OBJECTIVE —
Search the data for the word "icon" and copy every line where it occurs.

* * *

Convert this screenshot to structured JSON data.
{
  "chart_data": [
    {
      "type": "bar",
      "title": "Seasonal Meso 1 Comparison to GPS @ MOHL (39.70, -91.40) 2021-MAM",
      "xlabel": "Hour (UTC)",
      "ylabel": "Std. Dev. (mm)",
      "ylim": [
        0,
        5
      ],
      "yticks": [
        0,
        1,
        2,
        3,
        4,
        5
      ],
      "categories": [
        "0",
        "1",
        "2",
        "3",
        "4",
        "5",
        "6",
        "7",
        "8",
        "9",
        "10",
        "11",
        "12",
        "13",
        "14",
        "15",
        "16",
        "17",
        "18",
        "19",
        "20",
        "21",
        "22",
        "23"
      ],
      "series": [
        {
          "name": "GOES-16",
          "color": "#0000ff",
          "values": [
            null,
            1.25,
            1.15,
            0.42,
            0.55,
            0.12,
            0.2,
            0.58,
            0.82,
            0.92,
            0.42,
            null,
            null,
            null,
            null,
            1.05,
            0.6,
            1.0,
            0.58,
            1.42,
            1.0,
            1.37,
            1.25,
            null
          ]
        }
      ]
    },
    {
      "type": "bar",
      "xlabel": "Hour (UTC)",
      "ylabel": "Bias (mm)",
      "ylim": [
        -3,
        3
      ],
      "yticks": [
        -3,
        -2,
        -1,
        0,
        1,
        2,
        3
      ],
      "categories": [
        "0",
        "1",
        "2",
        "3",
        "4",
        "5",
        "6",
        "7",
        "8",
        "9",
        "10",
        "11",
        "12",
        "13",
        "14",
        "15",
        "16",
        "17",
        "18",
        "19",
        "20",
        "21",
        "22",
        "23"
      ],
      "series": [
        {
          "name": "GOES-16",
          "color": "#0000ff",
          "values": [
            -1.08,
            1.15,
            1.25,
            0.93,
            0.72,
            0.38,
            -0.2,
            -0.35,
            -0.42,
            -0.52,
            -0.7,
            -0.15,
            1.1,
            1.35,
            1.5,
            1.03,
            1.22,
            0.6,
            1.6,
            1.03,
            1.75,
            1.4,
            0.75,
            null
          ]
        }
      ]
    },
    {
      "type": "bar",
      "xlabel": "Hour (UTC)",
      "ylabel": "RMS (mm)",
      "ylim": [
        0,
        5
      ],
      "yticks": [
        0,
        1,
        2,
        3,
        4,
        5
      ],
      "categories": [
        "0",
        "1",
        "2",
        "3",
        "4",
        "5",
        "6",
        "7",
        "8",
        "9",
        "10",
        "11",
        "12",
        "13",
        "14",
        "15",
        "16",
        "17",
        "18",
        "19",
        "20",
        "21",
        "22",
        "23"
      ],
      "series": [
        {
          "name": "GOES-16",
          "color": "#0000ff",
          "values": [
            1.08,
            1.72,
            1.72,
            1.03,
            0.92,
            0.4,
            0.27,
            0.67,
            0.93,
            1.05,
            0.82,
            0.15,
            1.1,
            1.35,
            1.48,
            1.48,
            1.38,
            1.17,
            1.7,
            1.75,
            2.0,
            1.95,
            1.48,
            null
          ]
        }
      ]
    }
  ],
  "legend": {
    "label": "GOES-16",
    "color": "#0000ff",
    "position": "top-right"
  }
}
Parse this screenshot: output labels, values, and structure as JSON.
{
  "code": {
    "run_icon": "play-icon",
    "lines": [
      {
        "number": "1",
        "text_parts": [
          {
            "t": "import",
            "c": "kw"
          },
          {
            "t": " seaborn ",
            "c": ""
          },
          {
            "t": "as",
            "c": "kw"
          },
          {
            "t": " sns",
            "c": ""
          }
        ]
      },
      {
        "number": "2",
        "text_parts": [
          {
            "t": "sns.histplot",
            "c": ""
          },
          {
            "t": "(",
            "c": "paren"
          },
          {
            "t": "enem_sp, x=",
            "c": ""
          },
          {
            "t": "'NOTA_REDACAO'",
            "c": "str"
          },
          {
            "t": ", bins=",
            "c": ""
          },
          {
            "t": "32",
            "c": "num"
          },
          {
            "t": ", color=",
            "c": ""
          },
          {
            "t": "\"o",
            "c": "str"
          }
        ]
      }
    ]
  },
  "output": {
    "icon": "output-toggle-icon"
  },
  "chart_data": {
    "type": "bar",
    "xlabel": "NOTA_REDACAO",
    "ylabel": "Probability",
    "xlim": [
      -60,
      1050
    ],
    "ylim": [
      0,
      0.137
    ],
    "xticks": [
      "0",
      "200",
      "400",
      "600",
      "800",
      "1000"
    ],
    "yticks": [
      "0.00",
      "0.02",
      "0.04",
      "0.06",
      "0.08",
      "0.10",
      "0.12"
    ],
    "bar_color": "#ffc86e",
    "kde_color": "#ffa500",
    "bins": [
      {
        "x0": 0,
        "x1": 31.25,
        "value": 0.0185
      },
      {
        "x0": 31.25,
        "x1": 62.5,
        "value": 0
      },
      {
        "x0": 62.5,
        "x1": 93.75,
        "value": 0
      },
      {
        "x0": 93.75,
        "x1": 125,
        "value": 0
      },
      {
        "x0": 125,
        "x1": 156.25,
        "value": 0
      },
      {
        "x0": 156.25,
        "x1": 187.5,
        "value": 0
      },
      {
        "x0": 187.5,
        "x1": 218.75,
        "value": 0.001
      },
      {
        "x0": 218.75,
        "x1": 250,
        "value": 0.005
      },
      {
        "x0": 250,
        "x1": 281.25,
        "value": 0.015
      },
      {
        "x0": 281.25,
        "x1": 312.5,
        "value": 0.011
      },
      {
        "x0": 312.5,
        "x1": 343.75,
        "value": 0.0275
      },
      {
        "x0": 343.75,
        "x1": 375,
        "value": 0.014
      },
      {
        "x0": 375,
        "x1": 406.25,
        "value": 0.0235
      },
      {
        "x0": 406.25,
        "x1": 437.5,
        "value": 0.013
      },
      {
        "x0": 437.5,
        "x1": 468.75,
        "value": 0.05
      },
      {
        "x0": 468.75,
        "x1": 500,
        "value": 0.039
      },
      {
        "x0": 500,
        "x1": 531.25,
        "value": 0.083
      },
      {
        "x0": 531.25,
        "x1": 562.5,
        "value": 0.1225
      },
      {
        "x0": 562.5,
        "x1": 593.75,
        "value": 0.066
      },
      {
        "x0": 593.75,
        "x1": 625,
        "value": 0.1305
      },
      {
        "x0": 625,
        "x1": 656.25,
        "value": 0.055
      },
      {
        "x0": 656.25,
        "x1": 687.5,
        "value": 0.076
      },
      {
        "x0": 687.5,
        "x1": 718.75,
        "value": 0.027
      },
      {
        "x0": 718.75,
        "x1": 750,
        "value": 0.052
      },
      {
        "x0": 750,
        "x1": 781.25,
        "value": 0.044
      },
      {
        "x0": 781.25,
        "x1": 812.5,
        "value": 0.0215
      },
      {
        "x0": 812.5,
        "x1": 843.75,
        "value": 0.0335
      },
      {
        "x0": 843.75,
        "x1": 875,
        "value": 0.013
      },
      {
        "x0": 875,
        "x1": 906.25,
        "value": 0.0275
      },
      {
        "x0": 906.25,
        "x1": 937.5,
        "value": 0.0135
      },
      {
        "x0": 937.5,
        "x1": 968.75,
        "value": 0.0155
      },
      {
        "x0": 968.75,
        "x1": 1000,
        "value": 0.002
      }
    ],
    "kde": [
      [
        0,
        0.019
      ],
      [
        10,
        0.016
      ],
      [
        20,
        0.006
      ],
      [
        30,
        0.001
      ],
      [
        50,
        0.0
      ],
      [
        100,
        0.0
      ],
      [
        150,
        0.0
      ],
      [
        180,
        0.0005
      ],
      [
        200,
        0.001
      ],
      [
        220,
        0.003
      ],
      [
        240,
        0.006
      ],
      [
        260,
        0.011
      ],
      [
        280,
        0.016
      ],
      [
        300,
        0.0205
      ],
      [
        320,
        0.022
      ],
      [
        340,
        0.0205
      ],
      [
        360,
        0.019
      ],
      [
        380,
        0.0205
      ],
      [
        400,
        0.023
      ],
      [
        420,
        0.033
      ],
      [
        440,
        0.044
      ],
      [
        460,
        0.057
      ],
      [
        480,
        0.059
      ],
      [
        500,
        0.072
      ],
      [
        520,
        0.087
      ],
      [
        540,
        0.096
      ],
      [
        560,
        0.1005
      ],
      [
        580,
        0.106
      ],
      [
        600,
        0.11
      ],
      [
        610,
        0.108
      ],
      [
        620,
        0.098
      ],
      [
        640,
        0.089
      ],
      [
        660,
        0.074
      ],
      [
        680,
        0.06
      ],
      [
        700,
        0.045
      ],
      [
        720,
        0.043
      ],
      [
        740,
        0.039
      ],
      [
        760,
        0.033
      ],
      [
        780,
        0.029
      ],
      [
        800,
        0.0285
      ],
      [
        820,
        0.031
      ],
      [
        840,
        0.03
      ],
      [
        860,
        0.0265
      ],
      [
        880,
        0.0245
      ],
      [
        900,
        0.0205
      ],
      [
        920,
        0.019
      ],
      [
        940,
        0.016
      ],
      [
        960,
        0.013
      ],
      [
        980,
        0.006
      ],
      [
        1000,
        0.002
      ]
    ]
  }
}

* * *

CORRECT OUTPUT —
    "run_icon": "play-icon",
    "icon": "output-toggle-icon"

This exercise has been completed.